**Task directions**:
From the entries below, list each line with "genes".

**Provided material**:
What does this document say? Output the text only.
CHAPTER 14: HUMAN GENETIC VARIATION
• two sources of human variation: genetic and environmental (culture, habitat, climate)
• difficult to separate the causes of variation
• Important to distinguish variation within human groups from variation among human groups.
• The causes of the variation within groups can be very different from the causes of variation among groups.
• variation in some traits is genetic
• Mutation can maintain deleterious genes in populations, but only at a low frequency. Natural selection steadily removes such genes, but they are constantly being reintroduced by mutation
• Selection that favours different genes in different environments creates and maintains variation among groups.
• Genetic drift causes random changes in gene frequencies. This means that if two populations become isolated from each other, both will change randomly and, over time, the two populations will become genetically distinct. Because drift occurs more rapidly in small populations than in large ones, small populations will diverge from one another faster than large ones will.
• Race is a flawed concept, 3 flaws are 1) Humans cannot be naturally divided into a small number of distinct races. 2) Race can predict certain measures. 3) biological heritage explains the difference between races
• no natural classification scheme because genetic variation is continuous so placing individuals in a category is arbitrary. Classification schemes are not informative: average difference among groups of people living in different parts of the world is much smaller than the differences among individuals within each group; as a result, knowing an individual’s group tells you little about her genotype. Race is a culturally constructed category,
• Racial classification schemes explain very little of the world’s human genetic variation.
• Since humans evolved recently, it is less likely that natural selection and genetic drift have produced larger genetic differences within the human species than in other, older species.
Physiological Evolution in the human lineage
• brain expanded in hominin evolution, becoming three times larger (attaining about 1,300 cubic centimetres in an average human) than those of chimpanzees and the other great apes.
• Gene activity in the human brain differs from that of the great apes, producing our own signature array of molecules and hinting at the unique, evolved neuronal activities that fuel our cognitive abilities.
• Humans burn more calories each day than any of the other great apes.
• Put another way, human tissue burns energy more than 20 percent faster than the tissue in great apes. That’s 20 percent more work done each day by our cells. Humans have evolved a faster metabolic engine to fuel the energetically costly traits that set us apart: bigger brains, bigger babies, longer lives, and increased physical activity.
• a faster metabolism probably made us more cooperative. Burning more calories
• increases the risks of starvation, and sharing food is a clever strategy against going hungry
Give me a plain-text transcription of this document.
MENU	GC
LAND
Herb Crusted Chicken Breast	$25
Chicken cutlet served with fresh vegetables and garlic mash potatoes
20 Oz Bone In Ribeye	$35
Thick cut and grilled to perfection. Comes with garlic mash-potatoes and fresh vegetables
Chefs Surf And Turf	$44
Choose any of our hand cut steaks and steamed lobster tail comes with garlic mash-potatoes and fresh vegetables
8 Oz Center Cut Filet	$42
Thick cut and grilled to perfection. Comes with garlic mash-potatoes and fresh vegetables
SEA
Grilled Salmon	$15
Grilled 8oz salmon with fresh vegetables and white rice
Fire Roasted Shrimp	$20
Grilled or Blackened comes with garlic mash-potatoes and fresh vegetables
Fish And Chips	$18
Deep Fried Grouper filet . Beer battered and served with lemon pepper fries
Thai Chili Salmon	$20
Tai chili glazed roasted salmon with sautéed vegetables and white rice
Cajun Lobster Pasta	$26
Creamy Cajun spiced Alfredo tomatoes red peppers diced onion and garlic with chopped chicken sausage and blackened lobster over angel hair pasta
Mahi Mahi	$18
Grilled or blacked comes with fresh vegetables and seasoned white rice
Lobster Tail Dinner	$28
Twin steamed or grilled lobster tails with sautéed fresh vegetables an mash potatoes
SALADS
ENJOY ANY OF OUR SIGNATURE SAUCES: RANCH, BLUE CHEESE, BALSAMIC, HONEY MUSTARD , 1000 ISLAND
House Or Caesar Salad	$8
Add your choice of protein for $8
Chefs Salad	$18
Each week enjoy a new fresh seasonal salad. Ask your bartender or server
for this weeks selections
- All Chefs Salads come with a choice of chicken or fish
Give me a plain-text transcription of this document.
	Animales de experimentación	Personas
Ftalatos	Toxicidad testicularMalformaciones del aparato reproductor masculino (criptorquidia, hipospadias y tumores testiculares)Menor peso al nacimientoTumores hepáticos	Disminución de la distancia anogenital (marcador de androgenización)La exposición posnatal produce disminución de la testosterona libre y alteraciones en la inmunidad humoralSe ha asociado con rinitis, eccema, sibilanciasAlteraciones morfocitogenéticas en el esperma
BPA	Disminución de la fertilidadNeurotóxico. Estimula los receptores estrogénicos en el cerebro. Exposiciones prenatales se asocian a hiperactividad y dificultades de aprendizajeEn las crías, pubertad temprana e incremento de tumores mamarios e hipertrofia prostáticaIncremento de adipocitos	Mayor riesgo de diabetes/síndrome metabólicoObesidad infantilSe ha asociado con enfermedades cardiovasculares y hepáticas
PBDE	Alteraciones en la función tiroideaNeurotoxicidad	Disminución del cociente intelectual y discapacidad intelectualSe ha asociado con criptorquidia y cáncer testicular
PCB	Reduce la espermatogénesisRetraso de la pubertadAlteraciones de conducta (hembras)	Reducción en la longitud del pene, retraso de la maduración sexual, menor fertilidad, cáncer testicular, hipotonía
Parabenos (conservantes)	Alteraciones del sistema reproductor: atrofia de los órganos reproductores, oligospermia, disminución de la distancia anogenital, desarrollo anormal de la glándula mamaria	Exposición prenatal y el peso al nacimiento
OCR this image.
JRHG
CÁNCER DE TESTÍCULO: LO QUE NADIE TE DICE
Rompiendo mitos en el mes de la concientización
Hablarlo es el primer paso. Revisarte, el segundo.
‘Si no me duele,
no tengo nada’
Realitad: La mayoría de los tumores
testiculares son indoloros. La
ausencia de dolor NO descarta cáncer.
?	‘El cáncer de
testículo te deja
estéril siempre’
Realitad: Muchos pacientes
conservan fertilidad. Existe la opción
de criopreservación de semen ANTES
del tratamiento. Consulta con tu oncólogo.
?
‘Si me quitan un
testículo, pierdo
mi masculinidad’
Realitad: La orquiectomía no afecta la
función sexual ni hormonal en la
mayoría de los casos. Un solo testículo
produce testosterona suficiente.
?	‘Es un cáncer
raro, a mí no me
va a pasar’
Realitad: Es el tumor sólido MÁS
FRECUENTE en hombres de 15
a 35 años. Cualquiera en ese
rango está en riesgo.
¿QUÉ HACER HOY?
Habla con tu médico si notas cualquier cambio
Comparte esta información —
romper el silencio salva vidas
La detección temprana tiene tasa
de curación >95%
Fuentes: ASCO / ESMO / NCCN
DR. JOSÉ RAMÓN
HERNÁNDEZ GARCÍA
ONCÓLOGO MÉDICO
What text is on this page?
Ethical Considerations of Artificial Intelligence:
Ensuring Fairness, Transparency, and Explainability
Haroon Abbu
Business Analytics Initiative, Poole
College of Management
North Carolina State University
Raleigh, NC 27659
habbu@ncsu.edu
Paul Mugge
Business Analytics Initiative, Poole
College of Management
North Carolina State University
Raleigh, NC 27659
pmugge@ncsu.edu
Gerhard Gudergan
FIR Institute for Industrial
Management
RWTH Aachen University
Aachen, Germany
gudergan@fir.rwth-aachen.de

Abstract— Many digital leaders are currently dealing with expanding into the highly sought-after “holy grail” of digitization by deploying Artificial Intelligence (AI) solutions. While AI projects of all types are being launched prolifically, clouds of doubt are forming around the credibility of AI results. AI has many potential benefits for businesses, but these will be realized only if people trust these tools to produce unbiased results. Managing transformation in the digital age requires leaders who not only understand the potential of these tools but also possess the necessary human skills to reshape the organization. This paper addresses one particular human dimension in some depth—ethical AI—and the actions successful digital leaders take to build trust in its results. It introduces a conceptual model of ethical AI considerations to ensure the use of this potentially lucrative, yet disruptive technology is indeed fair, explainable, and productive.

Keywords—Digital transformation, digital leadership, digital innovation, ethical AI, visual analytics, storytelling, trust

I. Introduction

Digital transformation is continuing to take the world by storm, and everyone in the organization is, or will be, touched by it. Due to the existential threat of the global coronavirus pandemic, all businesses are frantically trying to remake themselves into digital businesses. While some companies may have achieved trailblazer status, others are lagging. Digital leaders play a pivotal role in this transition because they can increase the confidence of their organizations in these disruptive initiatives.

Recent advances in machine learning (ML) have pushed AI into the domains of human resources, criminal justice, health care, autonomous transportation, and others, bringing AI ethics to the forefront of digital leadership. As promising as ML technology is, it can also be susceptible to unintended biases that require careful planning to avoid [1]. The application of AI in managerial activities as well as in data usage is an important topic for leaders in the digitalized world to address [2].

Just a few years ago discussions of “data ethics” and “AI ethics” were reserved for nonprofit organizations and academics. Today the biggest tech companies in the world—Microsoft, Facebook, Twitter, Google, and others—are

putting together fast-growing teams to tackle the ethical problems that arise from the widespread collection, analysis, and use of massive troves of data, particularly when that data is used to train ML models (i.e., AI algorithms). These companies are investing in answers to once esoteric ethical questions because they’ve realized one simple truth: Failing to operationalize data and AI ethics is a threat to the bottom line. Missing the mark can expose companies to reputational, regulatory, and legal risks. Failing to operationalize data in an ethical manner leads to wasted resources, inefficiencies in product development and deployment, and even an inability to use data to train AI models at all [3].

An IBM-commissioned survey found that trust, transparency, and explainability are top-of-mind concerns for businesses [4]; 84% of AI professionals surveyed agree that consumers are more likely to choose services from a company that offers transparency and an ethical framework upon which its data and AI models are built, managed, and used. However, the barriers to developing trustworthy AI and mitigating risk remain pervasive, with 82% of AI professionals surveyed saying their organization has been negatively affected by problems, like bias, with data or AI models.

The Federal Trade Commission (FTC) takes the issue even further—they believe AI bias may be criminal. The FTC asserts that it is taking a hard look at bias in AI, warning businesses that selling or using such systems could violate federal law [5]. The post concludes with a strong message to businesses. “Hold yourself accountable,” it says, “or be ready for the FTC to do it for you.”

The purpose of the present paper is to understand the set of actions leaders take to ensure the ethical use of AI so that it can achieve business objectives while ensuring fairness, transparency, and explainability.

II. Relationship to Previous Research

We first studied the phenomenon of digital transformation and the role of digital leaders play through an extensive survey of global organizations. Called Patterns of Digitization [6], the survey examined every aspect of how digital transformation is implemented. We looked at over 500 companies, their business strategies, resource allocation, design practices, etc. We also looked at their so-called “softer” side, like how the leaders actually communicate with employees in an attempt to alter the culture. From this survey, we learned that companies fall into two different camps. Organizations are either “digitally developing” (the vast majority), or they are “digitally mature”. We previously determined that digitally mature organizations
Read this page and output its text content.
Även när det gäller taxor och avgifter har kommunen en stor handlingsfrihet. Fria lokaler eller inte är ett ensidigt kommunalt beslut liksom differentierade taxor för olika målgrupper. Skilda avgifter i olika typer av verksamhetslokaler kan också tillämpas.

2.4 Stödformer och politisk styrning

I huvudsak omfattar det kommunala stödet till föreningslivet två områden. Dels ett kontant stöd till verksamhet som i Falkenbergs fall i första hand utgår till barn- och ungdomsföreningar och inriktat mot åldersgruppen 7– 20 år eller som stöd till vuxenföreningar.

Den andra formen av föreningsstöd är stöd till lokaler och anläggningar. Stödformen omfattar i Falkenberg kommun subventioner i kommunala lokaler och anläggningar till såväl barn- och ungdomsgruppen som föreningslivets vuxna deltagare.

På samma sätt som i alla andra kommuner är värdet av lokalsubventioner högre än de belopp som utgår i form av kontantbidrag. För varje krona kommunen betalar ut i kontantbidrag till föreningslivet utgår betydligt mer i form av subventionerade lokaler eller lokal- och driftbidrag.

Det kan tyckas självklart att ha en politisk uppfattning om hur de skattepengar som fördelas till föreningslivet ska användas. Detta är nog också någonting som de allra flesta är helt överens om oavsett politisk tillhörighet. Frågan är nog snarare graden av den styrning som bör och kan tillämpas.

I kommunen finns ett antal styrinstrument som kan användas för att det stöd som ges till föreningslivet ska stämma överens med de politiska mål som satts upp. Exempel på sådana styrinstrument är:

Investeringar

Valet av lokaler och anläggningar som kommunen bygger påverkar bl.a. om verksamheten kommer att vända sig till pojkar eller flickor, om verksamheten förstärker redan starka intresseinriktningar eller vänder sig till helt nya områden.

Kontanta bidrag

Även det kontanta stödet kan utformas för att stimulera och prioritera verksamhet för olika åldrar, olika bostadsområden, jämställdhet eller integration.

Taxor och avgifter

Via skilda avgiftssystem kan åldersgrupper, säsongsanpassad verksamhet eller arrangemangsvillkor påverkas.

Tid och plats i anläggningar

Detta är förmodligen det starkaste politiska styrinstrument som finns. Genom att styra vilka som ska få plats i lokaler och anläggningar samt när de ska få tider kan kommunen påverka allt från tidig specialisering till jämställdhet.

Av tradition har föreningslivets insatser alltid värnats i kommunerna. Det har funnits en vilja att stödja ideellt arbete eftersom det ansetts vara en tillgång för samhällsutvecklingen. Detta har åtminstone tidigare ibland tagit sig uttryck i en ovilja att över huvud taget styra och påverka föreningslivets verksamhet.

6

**Solution for this task**:
• Mutation can maintain deleterious genes in populations, but only at a low frequency. Natural selection steadily removes such genes, but they are constantly being reintroduced by mutation
• Selection that favours different genes in different environments creates and maintains variation among groups.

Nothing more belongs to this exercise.